Within the listing below, locate all lines containing the word "this". Copy each one.

## Start SUPPLIED RECORDS

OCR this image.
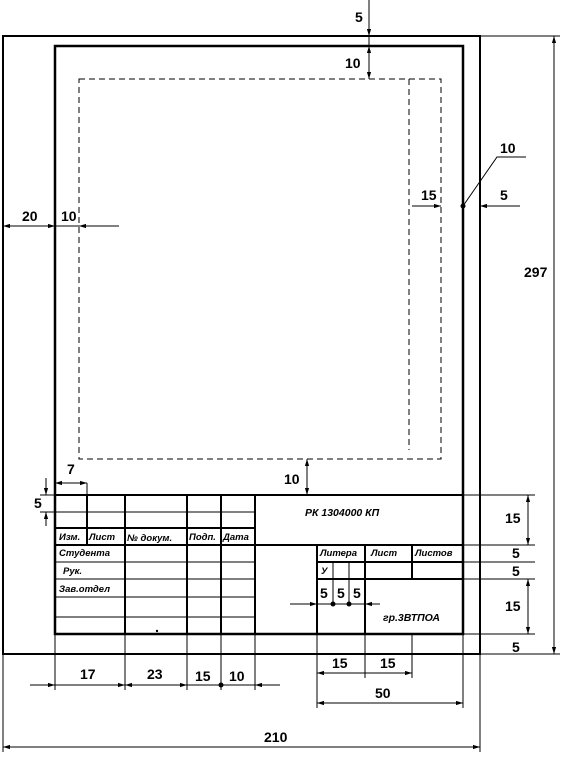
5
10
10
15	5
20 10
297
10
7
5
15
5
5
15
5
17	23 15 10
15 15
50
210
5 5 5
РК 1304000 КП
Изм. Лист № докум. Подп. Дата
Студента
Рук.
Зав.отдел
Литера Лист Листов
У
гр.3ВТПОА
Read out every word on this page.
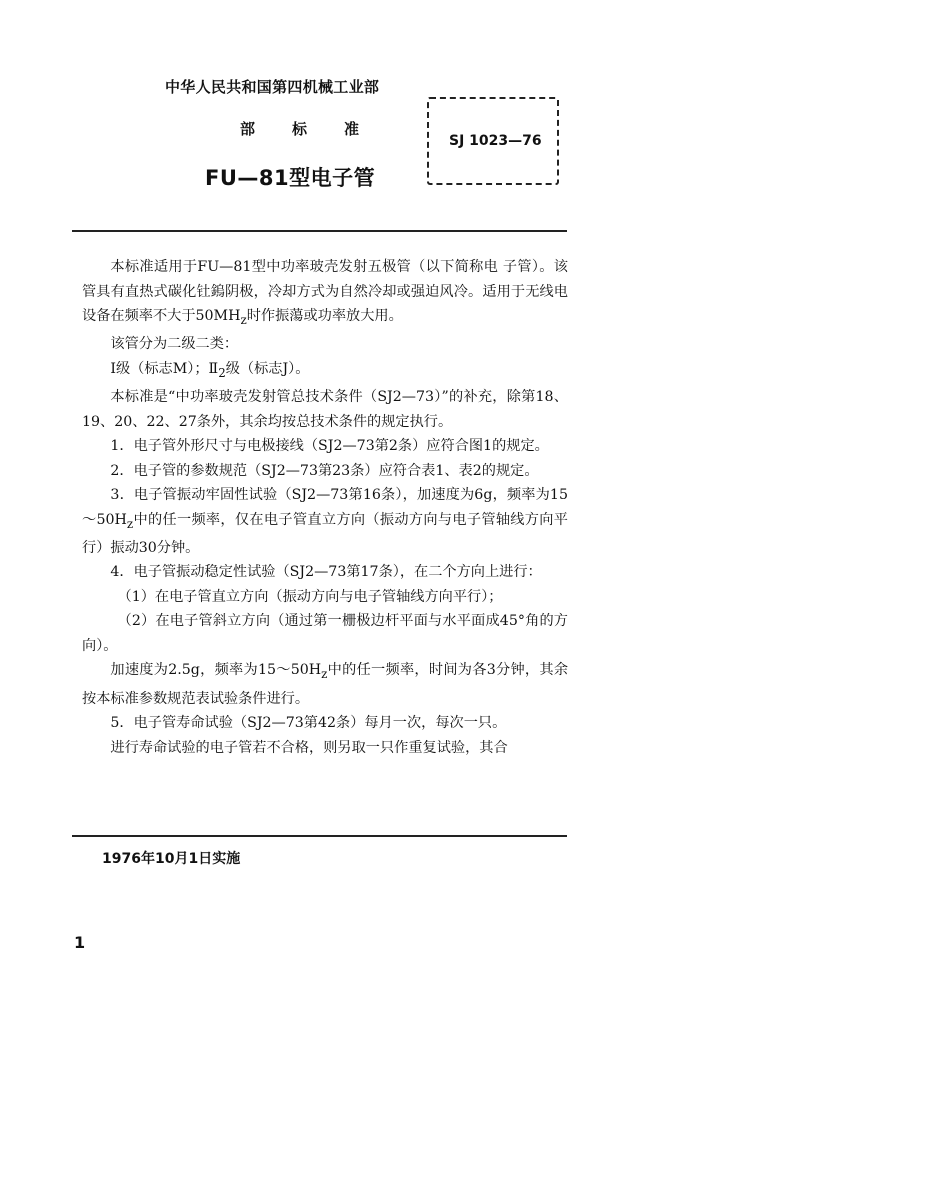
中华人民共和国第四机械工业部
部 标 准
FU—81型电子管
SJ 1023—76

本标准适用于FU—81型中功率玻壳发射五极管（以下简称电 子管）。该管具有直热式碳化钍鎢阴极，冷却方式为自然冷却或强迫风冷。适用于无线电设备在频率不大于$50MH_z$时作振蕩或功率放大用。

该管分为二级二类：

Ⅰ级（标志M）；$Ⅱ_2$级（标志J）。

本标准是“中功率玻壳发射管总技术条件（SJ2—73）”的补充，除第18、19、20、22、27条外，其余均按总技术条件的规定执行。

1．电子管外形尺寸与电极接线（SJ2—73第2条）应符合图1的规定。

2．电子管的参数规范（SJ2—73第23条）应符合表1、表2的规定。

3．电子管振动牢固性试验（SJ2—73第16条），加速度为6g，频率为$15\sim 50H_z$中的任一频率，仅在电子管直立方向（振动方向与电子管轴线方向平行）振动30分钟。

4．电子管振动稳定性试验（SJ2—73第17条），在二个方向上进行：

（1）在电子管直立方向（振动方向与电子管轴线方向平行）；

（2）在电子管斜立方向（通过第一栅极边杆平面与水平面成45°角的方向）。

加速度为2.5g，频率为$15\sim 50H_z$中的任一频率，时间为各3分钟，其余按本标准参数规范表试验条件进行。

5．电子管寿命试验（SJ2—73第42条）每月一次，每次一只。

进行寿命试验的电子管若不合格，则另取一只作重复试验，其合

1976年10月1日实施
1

## End SUPPLIED RECORDS

TASK OUTPUT:
OCR this image.
Read out every word on this page.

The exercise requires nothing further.